***** Dataset rows
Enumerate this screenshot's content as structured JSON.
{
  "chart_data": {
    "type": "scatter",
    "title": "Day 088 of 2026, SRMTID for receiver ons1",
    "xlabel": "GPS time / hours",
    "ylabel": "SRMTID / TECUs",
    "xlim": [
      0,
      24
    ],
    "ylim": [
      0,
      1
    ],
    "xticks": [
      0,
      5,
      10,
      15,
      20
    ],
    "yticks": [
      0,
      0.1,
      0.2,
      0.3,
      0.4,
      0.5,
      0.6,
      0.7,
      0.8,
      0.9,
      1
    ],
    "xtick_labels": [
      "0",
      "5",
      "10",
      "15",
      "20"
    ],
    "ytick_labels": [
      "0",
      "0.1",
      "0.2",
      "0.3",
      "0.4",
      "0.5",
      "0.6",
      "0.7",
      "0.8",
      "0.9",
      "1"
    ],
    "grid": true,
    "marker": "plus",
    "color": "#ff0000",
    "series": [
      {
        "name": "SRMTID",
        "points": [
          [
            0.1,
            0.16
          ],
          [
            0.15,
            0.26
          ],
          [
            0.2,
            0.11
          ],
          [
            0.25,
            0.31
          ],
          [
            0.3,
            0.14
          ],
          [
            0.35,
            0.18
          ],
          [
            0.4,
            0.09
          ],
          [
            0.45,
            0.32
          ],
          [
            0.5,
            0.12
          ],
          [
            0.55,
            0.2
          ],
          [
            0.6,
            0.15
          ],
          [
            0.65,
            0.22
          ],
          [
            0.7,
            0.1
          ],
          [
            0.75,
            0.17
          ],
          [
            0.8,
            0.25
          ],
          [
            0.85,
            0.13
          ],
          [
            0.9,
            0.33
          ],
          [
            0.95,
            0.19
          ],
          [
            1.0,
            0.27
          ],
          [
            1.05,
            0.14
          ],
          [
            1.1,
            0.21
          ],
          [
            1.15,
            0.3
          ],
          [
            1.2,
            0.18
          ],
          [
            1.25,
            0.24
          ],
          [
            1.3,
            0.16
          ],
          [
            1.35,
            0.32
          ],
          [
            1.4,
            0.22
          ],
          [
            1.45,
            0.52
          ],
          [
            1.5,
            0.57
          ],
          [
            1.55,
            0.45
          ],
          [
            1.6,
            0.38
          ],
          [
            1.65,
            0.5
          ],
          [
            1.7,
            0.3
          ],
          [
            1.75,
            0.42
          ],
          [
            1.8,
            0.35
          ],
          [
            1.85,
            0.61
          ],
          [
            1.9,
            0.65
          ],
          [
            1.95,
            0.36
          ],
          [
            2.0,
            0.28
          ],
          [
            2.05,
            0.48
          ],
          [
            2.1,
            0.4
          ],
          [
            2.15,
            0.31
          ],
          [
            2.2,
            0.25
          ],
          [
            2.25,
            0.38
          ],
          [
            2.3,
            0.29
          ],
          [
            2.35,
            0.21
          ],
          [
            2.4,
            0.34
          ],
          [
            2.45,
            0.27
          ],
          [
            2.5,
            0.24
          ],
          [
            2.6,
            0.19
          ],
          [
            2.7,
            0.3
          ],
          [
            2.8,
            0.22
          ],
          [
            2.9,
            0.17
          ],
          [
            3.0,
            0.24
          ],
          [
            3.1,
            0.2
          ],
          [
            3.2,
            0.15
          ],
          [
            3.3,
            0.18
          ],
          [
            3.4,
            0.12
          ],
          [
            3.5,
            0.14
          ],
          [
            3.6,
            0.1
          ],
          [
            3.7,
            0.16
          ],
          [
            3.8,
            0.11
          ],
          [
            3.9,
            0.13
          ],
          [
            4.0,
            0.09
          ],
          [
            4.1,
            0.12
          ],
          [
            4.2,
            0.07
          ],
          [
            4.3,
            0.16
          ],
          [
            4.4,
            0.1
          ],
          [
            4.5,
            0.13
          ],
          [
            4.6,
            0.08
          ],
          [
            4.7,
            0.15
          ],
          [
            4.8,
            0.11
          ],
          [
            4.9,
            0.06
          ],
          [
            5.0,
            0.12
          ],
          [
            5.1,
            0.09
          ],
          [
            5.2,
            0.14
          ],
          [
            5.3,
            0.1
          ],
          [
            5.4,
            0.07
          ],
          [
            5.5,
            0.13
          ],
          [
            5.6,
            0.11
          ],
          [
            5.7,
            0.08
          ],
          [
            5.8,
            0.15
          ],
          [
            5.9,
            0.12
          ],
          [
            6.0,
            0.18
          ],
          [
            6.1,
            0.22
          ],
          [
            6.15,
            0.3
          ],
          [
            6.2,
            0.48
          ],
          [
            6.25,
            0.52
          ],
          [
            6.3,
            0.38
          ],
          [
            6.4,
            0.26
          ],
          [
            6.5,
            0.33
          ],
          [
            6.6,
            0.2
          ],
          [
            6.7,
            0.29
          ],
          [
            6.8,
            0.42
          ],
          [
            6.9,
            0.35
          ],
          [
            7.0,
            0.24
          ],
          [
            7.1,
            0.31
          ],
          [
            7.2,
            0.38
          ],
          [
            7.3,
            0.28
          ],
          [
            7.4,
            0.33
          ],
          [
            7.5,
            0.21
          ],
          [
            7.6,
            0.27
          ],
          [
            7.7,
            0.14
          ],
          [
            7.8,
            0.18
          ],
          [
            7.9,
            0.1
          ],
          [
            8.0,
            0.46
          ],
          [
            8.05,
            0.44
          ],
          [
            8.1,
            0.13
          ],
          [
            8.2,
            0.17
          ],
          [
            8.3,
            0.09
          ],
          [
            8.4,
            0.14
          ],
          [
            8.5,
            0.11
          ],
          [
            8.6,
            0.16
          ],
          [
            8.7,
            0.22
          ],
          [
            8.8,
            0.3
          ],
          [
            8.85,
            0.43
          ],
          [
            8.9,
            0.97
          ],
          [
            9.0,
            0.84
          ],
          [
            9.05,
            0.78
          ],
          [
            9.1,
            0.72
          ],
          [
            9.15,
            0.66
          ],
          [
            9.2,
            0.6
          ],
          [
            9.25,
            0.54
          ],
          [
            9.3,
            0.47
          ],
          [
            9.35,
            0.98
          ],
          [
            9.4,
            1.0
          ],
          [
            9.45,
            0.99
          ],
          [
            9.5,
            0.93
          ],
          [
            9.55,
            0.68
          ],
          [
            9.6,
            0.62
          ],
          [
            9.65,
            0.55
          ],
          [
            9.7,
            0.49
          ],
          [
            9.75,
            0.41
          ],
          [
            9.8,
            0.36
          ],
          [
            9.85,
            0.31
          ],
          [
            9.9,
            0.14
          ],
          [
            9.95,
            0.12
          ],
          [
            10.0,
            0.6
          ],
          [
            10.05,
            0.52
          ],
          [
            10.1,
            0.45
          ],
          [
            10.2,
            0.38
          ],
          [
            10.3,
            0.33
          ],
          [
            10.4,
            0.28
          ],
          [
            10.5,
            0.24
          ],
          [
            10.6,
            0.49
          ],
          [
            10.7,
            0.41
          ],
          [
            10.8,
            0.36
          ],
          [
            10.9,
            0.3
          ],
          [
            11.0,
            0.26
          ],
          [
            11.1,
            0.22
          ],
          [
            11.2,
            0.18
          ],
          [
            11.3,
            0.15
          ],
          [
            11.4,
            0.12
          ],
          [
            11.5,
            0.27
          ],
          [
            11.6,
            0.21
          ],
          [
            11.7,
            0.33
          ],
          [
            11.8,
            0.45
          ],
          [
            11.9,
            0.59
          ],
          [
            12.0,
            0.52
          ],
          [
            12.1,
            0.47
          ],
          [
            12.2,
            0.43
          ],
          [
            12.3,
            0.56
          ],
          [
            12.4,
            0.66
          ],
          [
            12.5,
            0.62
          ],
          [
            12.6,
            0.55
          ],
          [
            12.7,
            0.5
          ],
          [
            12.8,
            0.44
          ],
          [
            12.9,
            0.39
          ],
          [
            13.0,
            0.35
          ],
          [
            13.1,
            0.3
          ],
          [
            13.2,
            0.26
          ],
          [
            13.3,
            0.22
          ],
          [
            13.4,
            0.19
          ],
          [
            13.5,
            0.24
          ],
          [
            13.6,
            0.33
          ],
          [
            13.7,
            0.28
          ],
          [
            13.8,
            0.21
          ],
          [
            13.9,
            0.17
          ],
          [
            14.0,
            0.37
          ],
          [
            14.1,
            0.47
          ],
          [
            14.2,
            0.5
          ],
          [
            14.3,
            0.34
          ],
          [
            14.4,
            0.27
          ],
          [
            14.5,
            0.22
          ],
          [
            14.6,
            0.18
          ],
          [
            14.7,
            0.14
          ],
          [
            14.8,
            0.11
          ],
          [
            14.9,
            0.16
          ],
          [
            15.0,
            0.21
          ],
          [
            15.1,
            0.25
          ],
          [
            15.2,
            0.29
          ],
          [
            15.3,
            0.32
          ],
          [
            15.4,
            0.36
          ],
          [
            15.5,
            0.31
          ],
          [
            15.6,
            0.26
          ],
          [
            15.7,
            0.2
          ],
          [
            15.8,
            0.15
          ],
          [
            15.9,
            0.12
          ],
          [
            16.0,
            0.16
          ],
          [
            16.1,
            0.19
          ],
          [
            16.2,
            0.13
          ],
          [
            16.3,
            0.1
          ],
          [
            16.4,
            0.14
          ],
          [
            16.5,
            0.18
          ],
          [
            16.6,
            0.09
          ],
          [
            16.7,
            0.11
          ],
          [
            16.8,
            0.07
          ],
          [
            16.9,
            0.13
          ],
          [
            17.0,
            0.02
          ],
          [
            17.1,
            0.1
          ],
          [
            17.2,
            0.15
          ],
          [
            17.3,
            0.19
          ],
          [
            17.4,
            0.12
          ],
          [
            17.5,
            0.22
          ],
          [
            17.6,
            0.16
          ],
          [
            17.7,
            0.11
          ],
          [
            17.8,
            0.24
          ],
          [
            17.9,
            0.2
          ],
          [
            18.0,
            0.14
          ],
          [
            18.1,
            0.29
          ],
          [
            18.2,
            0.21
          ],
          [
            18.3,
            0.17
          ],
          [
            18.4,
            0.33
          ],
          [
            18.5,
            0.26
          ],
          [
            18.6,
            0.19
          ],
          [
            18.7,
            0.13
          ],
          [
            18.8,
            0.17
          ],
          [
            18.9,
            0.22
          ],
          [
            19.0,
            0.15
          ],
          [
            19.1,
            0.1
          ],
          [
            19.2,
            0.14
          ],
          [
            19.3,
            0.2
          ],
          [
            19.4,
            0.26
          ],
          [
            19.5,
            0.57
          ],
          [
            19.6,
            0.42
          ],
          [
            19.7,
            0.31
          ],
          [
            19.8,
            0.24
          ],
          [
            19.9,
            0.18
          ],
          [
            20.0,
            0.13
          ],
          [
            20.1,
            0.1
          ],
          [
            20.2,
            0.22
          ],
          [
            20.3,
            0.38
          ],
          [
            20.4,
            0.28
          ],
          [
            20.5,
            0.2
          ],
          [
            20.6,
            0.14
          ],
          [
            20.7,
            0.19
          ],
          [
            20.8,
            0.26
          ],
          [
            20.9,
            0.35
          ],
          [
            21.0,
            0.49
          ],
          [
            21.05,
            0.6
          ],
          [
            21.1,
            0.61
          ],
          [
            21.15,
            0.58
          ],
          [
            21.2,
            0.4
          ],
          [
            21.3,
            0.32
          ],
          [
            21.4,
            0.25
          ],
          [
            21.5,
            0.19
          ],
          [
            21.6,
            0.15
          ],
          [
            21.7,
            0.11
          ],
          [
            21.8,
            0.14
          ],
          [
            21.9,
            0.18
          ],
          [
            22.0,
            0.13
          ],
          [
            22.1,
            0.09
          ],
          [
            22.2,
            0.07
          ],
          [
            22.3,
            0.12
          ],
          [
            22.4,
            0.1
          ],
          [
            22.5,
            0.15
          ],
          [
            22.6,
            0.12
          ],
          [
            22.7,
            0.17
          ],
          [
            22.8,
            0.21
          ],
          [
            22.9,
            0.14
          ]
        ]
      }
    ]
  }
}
**********
:: Job ::
Find each line holding the word "SRMTID" and copy it.

:: Written reply ::
    "title": "Day 088 of 2026, SRMTID for receiver ons1",
    "ylabel": "SRMTID / TECUs",
        "name": "SRMTID",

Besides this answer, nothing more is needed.